------ Supplied records ------
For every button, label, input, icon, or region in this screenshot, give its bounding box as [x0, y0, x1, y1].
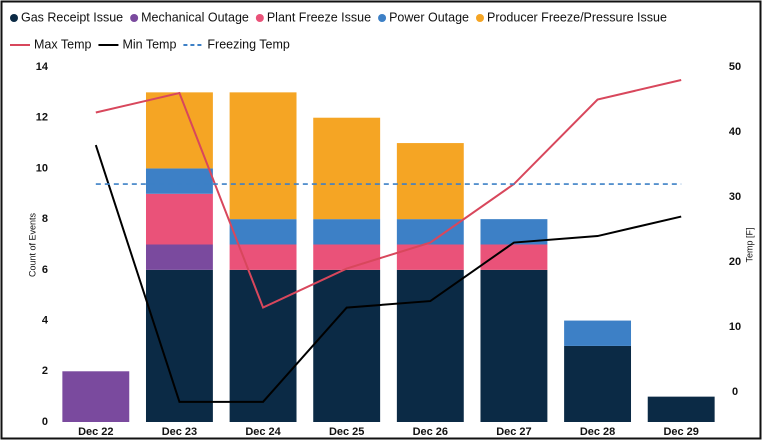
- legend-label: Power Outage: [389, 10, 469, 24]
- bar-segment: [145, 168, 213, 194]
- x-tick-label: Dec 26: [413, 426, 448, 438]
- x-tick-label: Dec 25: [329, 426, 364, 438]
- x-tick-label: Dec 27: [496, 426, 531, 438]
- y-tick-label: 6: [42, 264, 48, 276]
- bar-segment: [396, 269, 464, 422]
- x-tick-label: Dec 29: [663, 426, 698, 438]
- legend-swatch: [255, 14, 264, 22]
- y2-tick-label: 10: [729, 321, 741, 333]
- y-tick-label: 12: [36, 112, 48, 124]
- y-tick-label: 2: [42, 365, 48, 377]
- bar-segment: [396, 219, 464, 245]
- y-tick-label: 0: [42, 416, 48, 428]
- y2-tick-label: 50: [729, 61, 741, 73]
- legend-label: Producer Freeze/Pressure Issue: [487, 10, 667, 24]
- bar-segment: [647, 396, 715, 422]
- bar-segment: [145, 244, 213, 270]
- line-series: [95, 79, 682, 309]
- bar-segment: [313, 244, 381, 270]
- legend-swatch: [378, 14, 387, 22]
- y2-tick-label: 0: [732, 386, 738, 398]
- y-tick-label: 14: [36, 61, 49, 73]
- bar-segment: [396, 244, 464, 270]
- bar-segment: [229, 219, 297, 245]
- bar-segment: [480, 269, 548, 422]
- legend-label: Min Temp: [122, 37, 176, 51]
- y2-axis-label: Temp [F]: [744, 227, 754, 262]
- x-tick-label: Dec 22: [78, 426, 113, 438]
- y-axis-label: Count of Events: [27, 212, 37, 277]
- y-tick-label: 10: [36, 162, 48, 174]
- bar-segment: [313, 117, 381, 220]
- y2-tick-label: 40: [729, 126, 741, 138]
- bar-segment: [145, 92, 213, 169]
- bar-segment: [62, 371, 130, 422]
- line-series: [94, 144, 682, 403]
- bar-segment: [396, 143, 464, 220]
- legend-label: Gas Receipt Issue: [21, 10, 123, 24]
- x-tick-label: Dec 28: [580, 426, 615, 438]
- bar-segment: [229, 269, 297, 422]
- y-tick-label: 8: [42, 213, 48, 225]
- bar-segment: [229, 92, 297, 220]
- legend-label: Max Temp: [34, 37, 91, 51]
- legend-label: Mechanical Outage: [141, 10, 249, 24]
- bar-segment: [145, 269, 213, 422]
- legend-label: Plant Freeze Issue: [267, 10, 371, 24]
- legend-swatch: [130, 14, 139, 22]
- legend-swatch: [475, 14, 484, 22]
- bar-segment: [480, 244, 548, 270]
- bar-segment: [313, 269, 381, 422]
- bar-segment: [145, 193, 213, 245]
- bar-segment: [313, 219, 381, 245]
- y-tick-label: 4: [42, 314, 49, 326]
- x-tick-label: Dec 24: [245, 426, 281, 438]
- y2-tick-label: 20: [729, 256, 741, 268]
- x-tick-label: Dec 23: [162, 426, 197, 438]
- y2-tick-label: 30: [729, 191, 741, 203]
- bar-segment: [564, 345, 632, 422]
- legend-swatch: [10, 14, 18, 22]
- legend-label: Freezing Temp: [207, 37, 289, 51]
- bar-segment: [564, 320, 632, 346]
------
------ Supplied records ------
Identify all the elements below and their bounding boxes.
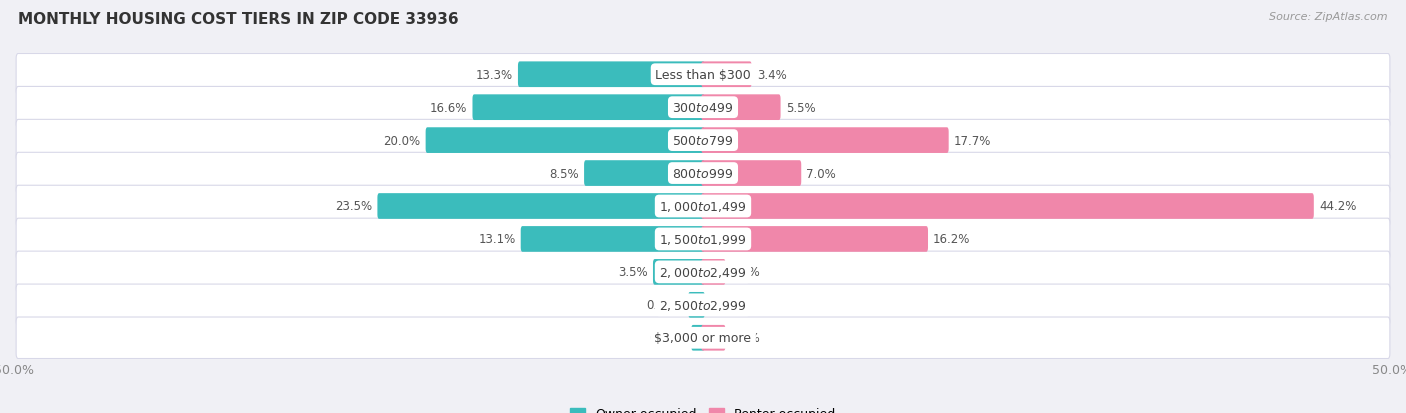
------
* [Requirements]:
Copy out the part that opens with the line containing "For every button, label, input, icon, or" and closes with the line containing "- x-tick-label: Dec 24: [245, 426, 281, 438]", leaving out the pictures.

* [Solution to this task]:
For every button, label, input, icon, or region in this screenshot, give its bounding box as [x0, y0, x1, y1].
- legend-label: Power Outage: [389, 10, 469, 24]
- bar-segment: [145, 168, 213, 194]
- x-tick-label: Dec 26: [413, 426, 448, 438]
- x-tick-label: Dec 25: [329, 426, 364, 438]
- x-tick-label: Dec 27: [496, 426, 531, 438]
- y-tick-label: 6: [42, 264, 48, 276]
- bar-segment: [396, 269, 464, 422]
- x-tick-label: Dec 29: [663, 426, 698, 438]
- legend-swatch: [255, 14, 264, 22]
- y2-tick-label: 10: [729, 321, 741, 333]
- y-tick-label: 12: [36, 112, 48, 124]
- y-tick-label: 2: [42, 365, 48, 377]
- bar-segment: [396, 219, 464, 245]
- y-tick-label: 0: [42, 416, 48, 428]
- y2-tick-label: 50: [729, 61, 741, 73]
- legend-label: Producer Freeze/Pressure Issue: [487, 10, 667, 24]
- bar-segment: [647, 396, 715, 422]
- bar-segment: [145, 244, 213, 270]
- line-series: [95, 79, 682, 309]
- bar-segment: [313, 244, 381, 270]
- legend-swatch: [378, 14, 387, 22]
- y2-tick-label: 0: [732, 386, 738, 398]
- y-tick-label: 14: [36, 61, 49, 73]
- bar-segment: [396, 244, 464, 270]
- bar-segment: [229, 219, 297, 245]
- bar-segment: [480, 269, 548, 422]
- legend-label: Min Temp: [122, 37, 176, 51]
- y2-axis-label: Temp [F]: [744, 227, 754, 262]
- x-tick-label: Dec 22: [78, 426, 113, 438]
- y-axis-label: Count of Events: [27, 212, 37, 277]
- y-tick-label: 10: [36, 162, 48, 174]
- bar-segment: [313, 117, 381, 220]
- y2-tick-label: 40: [729, 126, 741, 138]
- bar-segment: [145, 92, 213, 169]
- bar-segment: [62, 371, 130, 422]
- line-series: [94, 144, 682, 403]
- bar-segment: [396, 143, 464, 220]
- legend-label: Gas Receipt Issue: [21, 10, 123, 24]
- x-tick-label: Dec 28: [580, 426, 615, 438]
- bar-segment: [229, 269, 297, 422]
- y-tick-label: 8: [42, 213, 48, 225]
- bar-segment: [229, 92, 297, 220]
- legend-label: Max Temp: [34, 37, 91, 51]
- legend-label: Mechanical Outage: [141, 10, 249, 24]
- bar-segment: [145, 269, 213, 422]
- legend-label: Plant Freeze Issue: [267, 10, 371, 24]
- legend-swatch: [130, 14, 139, 22]
- legend-swatch: [475, 14, 484, 22]
- bar-segment: [480, 244, 548, 270]
- bar-segment: [313, 269, 381, 422]
- bar-segment: [145, 193, 213, 245]
- bar-segment: [313, 219, 381, 245]
- y-tick-label: 4: [42, 314, 49, 326]
- x-tick-label: Dec 24: [245, 426, 281, 438]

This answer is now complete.